## Written problem
Pictures stay out of the copy; restate everything else in the material exactly.

## Provided material

⟨

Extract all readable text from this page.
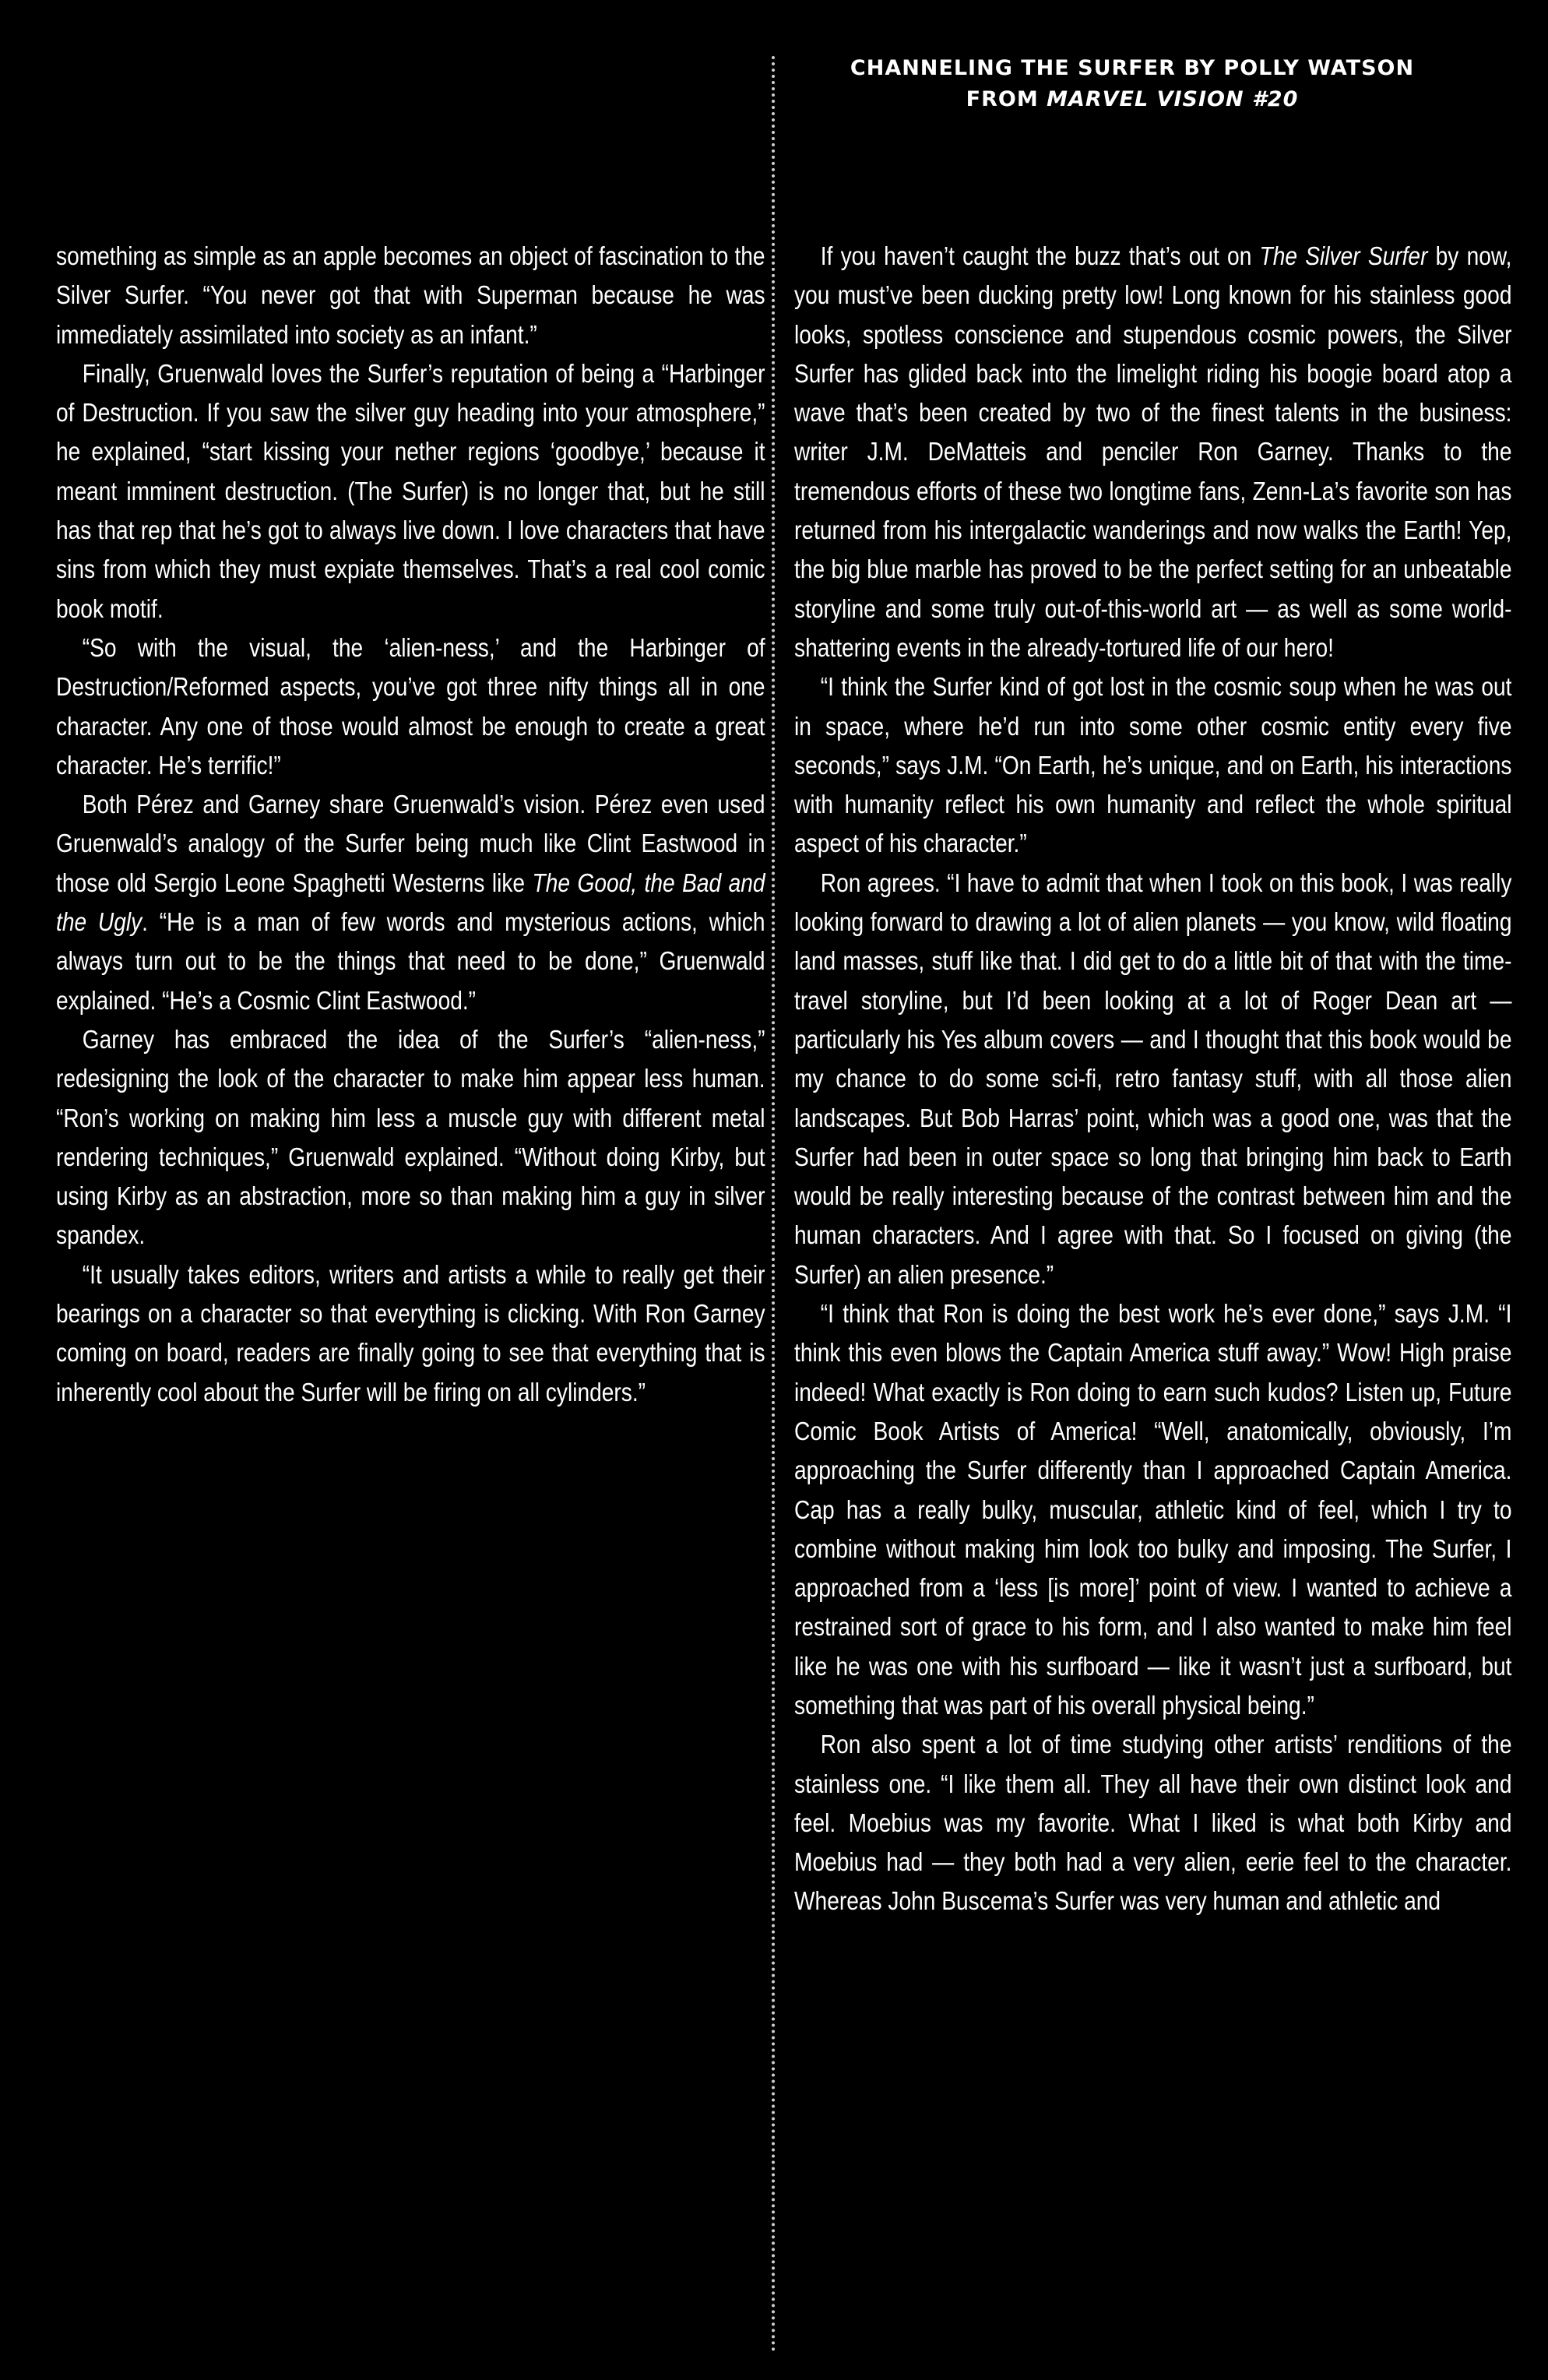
CHANNELING THE SURFER BY POLLY WATSON
FROM MARVEL VISION #20

something as simple as an apple becomes an object of fascination to the Silver Surfer. “You never got that with Superman because he was immediately assimilated into society as an infant.”

Finally, Gruenwald loves the Surfer’s reputation of being a “Harbinger of Destruction. If you saw the silver guy heading into your atmosphere,” he explained, “start kissing your nether regions ‘goodbye,’ because it meant imminent destruction. (The Surfer) is no longer that, but he still has that rep that he’s got to always live down. I love characters that have sins from which they must expiate themselves. That’s a real cool comic book motif.

“So with the visual, the ‘alien-ness,’ and the Harbinger of Destruction/Reformed aspects, you’ve got three nifty things all in one character. Any one of those would almost be enough to create a great character. He’s terrific!”

Both Pérez and Garney share Gruenwald’s vision. Pérez even used Gruenwald’s analogy of the Surfer being much like Clint Eastwood in those old Sergio Leone Spaghetti Westerns like The Good, the Bad and the Ugly. “He is a man of few words and mysterious actions, which always turn out to be the things that need to be done,” Gruenwald explained. “He’s a Cosmic Clint Eastwood.”

Garney has embraced the idea of the Surfer’s “alien-ness,” redesigning the look of the character to make him appear less human. “Ron’s working on making him less a muscle guy with different metal rendering techniques,” Gruenwald explained. “Without doing Kirby, but using Kirby as an abstraction, more so than making him a guy in silver spandex.

“It usually takes editors, writers and artists a while to really get their bearings on a character so that everything is clicking. With Ron Garney coming on board, readers are finally going to see that everything that is inherently cool about the Surfer will be firing on all cylinders.”

If you haven’t caught the buzz that’s out on The Silver Surfer by now, you must’ve been ducking pretty low! Long known for his stainless good looks, spotless conscience and stupendous cosmic powers, the Silver Surfer has glided back into the limelight riding his boogie board atop a wave that’s been created by two of the finest talents in the business: writer J.M. DeMatteis and penciler Ron Garney. Thanks to the tremendous efforts of these two longtime fans, Zenn-La’s favorite son has returned from his intergalactic wanderings and now walks the Earth! Yep, the big blue marble has proved to be the perfect setting for an unbeatable storyline and some truly out-of-this-world art — as well as some world-shattering events in the already-tortured life of our hero!

“I think the Surfer kind of got lost in the cosmic soup when he was out in space, where he’d run into some other cosmic entity every five seconds,” says J.M. “On Earth, he’s unique, and on Earth, his interactions with humanity reflect his own humanity and reflect the whole spiritual aspect of his character.”

Ron agrees. “I have to admit that when I took on this book, I was really looking forward to drawing a lot of alien planets — you know, wild floating land masses, stuff like that. I did get to do a little bit of that with the time-travel storyline, but I’d been looking at a lot of Roger Dean art — particularly his Yes album covers — and I thought that this book would be my chance to do some sci-fi, retro fantasy stuff, with all those alien landscapes. But Bob Harras’ point, which was a good one, was that the Surfer had been in outer space so long that bringing him back to Earth would be really interesting because of the contrast between him and the human characters. And I agree with that. So I focused on giving (the Surfer) an alien presence.”

“I think that Ron is doing the best work he’s ever done,” says J.M. “I think this even blows the Captain America stuff away.” Wow! High praise indeed! What exactly is Ron doing to earn such kudos? Listen up, Future Comic Book Artists of America! “Well, anatomically, obviously, I’m approaching the Surfer differently than I approached Captain America. Cap has a really bulky, muscular, athletic kind of feel, which I try to combine without making him look too bulky and imposing. The Surfer, I approached from a ‘less [is more]’ point of view. I wanted to achieve a restrained sort of grace to his form, and I also wanted to make him feel like he was one with his surfboard — like it wasn’t just a surfboard, but something that was part of his overall physical being.”

Ron also spent a lot of time studying other artists’ renditions of the stainless one. “I like them all. They all have their own distinct look and feel. Moebius was my favorite. What I liked is what both Kirby and Moebius had — they both had a very alien, eerie feel to the character. Whereas John Buscema’s Surfer was very human and athletic and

⟩

## Task response
Extract all readable text from this page.
CHANNELING THE SURFER BY POLLY WATSON
FROM MARVEL VISION #20

something as simple as an apple becomes an object of fascination to the Silver Surfer. “You never got that with Superman because he was immediately assimilated into society as an infant.”

Finally, Gruenwald loves the Surfer’s reputation of being a “Harbinger of Destruction. If you saw the silver guy heading into your atmosphere,” he explained, “start kissing your nether regions ‘goodbye,’ because it meant imminent destruction. (The Surfer) is no longer that, but he still has that rep that he’s got to always live down. I love characters that have sins from which they must expiate themselves. That’s a real cool comic book motif.

“So with the visual, the ‘alien-ness,’ and the Harbinger of Destruction/Reformed aspects, you’ve got three nifty things all in one character. Any one of those would almost be enough to create a great character. He’s terrific!”

Both Pérez and Garney share Gruenwald’s vision. Pérez even used Gruenwald’s analogy of the Surfer being much like Clint Eastwood in those old Sergio Leone Spaghetti Westerns like The Good, the Bad and the Ugly. “He is a man of few words and mysterious actions, which always turn out to be the things that need to be done,” Gruenwald explained. “He’s a Cosmic Clint Eastwood.”

Garney has embraced the idea of the Surfer’s “alien-ness,” redesigning the look of the character to make him appear less human. “Ron’s working on making him less a muscle guy with different metal rendering techniques,” Gruenwald explained. “Without doing Kirby, but using Kirby as an abstraction, more so than making him a guy in silver spandex.

“It usually takes editors, writers and artists a while to really get their bearings on a character so that everything is clicking. With Ron Garney coming on board, readers are finally going to see that everything that is inherently cool about the Surfer will be firing on all cylinders.”

If you haven’t caught the buzz that’s out on The Silver Surfer by now, you must’ve been ducking pretty low! Long known for his stainless good looks, spotless conscience and stupendous cosmic powers, the Silver Surfer has glided back into the limelight riding his boogie board atop a wave that’s been created by two of the finest talents in the business: writer J.M. DeMatteis and penciler Ron Garney. Thanks to the tremendous efforts of these two longtime fans, Zenn-La’s favorite son has returned from his intergalactic wanderings and now walks the Earth! Yep, the big blue marble has proved to be the perfect setting for an unbeatable storyline and some truly out-of-this-world art — as well as some world-shattering events in the already-tortured life of our hero!

“I think the Surfer kind of got lost in the cosmic soup when he was out in space, where he’d run into some other cosmic entity every five seconds,” says J.M. “On Earth, he’s unique, and on Earth, his interactions with humanity reflect his own humanity and reflect the whole spiritual aspect of his character.”

Ron agrees. “I have to admit that when I took on this book, I was really looking forward to drawing a lot of alien planets — you know, wild floating land masses, stuff like that. I did get to do a little bit of that with the time-travel storyline, but I’d been looking at a lot of Roger Dean art — particularly his Yes album covers — and I thought that this book would be my chance to do some sci-fi, retro fantasy stuff, with all those alien landscapes. But Bob Harras’ point, which was a good one, was that the Surfer had been in outer space so long that bringing him back to Earth would be really interesting because of the contrast between him and the human characters. And I agree with that. So I focused on giving (the Surfer) an alien presence.”

“I think that Ron is doing the best work he’s ever done,” says J.M. “I think this even blows the Captain America stuff away.” Wow! High praise indeed! What exactly is Ron doing to earn such kudos? Listen up, Future Comic Book Artists of America! “Well, anatomically, obviously, I’m approaching the Surfer differently than I approached Captain America. Cap has a really bulky, muscular, athletic kind of feel, which I try to combine without making him look too bulky and imposing. The Surfer, I approached from a ‘less [is more]’ point of view. I wanted to achieve a restrained sort of grace to his form, and I also wanted to make him feel like he was one with his surfboard — like it wasn’t just a surfboard, but something that was part of his overall physical being.”

Ron also spent a lot of time studying other artists’ renditions of the stainless one. “I like them all. They all have their own distinct look and feel. Moebius was my favorite. What I liked is what both Kirby and Moebius had — they both had a very alien, eerie feel to the character. Whereas John Buscema’s Surfer was very human and athletic and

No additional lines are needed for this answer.